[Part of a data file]
[start]
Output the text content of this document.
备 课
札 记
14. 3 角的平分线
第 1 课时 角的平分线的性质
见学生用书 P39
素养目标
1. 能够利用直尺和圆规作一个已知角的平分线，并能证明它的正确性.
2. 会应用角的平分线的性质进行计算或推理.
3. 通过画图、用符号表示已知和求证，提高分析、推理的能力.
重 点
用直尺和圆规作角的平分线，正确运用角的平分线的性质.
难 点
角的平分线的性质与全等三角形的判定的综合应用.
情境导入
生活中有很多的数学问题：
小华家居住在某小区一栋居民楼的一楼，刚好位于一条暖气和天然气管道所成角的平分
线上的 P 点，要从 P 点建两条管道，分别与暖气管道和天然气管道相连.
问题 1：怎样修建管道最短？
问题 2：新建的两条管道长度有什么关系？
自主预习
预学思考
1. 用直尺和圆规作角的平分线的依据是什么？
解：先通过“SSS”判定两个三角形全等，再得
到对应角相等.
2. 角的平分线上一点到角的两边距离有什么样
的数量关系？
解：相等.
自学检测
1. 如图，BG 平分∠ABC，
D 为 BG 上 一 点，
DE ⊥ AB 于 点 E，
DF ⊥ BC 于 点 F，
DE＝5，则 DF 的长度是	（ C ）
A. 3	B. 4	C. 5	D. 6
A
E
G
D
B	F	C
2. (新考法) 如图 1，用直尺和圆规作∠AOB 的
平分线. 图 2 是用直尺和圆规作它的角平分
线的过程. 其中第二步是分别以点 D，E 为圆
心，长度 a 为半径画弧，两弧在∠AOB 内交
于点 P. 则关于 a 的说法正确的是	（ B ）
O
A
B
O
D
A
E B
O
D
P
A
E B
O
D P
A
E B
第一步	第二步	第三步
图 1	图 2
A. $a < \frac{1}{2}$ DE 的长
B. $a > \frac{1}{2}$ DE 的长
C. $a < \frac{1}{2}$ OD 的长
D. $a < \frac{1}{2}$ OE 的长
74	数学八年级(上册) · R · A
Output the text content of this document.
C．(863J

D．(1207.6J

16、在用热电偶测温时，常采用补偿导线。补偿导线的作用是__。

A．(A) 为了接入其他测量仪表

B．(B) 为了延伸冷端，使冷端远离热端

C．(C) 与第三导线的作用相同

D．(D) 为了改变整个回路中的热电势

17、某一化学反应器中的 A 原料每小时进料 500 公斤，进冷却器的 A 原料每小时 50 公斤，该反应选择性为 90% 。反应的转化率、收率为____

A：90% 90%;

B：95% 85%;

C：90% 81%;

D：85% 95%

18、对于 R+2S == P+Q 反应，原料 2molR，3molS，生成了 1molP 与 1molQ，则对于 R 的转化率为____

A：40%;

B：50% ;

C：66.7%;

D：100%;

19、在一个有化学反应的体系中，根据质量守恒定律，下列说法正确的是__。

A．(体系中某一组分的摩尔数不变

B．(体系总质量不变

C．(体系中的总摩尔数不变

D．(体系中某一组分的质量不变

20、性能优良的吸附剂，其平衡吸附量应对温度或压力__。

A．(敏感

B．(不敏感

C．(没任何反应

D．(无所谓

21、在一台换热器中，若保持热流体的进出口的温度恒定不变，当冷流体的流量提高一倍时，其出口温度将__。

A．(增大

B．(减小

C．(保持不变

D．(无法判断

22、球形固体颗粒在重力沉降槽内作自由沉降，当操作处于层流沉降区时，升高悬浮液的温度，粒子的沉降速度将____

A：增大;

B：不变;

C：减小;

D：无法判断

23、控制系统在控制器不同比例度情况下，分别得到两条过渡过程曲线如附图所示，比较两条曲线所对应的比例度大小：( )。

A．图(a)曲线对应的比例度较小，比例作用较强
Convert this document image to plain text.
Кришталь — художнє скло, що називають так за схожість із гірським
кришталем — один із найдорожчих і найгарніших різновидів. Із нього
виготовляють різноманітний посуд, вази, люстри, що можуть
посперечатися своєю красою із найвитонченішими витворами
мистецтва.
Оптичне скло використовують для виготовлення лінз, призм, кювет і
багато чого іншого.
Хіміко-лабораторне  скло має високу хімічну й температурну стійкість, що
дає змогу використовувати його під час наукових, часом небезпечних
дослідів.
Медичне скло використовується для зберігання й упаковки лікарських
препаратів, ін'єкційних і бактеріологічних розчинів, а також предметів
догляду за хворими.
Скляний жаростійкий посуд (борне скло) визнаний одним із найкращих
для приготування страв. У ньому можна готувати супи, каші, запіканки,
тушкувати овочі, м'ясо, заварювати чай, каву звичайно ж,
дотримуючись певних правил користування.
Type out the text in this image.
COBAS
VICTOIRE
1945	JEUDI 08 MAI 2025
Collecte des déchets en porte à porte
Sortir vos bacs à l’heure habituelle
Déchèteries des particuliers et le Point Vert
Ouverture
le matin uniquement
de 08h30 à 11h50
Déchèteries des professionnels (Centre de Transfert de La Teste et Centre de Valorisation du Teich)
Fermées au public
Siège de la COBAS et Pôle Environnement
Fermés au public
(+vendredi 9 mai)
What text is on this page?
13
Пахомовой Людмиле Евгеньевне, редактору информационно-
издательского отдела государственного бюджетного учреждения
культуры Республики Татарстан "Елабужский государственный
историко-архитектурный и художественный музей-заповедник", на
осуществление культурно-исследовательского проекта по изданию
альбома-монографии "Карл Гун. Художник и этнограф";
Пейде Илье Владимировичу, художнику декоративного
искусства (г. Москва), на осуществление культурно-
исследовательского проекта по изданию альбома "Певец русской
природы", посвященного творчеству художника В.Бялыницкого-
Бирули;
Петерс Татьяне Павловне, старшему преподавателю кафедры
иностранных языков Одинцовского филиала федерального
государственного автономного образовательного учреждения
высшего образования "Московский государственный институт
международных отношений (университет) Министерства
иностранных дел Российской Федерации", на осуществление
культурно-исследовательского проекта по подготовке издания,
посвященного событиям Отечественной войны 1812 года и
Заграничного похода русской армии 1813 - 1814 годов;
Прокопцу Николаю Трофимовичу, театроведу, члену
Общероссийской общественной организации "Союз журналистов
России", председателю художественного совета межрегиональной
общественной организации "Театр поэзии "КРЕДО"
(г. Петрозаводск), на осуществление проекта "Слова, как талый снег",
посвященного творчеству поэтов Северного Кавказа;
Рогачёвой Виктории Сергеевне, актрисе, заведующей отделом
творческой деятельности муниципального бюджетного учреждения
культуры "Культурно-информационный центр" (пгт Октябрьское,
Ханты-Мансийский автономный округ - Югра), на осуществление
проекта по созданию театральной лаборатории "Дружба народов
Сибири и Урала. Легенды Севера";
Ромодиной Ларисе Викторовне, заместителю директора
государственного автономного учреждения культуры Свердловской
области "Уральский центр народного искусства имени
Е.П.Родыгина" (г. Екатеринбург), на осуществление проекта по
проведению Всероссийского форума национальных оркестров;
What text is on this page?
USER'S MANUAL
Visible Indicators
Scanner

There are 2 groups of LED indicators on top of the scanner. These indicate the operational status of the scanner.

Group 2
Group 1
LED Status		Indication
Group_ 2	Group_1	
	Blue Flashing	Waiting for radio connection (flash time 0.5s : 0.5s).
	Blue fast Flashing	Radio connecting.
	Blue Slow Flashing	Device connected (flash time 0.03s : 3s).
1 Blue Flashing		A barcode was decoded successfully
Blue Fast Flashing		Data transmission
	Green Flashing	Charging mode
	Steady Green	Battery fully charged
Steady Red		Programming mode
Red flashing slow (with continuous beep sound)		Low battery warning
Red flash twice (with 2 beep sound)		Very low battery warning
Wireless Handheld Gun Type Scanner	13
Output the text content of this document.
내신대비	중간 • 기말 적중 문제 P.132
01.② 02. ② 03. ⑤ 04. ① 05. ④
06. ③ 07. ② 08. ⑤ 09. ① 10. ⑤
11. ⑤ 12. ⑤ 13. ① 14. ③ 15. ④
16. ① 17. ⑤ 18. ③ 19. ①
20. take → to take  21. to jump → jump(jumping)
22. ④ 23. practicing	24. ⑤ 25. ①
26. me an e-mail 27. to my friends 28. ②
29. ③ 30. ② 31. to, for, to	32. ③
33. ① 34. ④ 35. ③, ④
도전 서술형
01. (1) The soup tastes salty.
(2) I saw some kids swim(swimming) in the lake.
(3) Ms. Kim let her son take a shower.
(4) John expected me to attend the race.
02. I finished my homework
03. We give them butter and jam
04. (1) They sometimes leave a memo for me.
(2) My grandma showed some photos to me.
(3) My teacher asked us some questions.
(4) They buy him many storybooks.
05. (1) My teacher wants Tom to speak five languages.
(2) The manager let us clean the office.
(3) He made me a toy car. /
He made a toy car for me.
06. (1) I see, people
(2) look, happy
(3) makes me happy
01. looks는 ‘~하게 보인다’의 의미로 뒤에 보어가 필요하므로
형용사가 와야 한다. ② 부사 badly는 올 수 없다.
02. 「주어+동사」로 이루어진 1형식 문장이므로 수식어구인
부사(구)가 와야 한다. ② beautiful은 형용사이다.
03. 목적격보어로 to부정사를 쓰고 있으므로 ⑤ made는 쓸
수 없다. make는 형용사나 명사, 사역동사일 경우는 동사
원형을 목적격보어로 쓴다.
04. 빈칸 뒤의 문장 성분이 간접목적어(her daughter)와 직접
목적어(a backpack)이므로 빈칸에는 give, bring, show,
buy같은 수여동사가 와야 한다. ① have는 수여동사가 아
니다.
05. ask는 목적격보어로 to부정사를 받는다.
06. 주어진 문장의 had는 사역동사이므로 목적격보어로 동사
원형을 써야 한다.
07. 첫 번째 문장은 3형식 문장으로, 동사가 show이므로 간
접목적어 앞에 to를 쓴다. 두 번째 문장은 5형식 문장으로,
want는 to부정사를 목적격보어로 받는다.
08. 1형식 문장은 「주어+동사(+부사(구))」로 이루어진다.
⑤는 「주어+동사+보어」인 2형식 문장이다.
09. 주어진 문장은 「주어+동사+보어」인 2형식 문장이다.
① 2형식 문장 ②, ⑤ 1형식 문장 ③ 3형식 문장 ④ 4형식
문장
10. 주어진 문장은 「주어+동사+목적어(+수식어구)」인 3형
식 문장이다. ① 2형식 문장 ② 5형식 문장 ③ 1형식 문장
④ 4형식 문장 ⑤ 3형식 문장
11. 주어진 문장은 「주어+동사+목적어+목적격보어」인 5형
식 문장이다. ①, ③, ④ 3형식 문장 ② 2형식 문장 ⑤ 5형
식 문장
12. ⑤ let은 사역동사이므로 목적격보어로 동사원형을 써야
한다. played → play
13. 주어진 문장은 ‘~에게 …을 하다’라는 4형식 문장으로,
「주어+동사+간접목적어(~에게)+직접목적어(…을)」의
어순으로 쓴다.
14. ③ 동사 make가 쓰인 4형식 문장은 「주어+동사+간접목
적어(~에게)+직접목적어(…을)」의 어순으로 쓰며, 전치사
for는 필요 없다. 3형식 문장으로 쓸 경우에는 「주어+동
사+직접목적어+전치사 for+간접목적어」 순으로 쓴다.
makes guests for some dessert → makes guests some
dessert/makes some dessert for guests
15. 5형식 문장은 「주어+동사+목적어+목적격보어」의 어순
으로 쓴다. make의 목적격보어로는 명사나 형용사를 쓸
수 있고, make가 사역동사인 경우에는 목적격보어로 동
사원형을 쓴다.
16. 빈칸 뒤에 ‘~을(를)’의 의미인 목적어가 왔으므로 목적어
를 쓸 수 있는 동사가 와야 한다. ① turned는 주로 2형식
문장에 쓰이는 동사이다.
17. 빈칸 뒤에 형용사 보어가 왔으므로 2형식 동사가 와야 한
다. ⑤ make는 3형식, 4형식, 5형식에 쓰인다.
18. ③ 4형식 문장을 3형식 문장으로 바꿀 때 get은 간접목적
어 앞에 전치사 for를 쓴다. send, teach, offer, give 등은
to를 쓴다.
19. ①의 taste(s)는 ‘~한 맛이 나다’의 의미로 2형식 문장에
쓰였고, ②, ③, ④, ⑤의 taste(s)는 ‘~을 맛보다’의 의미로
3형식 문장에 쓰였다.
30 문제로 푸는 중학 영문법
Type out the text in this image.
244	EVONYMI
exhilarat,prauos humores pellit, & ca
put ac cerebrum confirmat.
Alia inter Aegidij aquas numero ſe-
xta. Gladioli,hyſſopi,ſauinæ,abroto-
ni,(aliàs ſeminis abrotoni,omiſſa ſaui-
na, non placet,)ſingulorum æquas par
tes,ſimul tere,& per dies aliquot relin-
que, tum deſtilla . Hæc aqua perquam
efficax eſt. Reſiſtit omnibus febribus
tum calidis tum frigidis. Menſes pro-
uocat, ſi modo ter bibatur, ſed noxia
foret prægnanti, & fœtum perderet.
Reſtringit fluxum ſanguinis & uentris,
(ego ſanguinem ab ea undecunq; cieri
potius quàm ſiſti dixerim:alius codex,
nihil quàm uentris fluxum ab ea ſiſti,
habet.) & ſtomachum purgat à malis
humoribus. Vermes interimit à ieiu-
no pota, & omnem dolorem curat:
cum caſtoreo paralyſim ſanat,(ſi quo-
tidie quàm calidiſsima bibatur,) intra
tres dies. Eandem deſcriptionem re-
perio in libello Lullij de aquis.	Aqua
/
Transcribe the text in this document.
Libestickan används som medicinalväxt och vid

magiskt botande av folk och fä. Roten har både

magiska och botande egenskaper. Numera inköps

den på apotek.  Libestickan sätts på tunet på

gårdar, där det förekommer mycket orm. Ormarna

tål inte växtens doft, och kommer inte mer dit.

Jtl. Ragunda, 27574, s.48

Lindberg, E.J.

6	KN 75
[end]
Report only how many lines in the entries contain "искусства".

2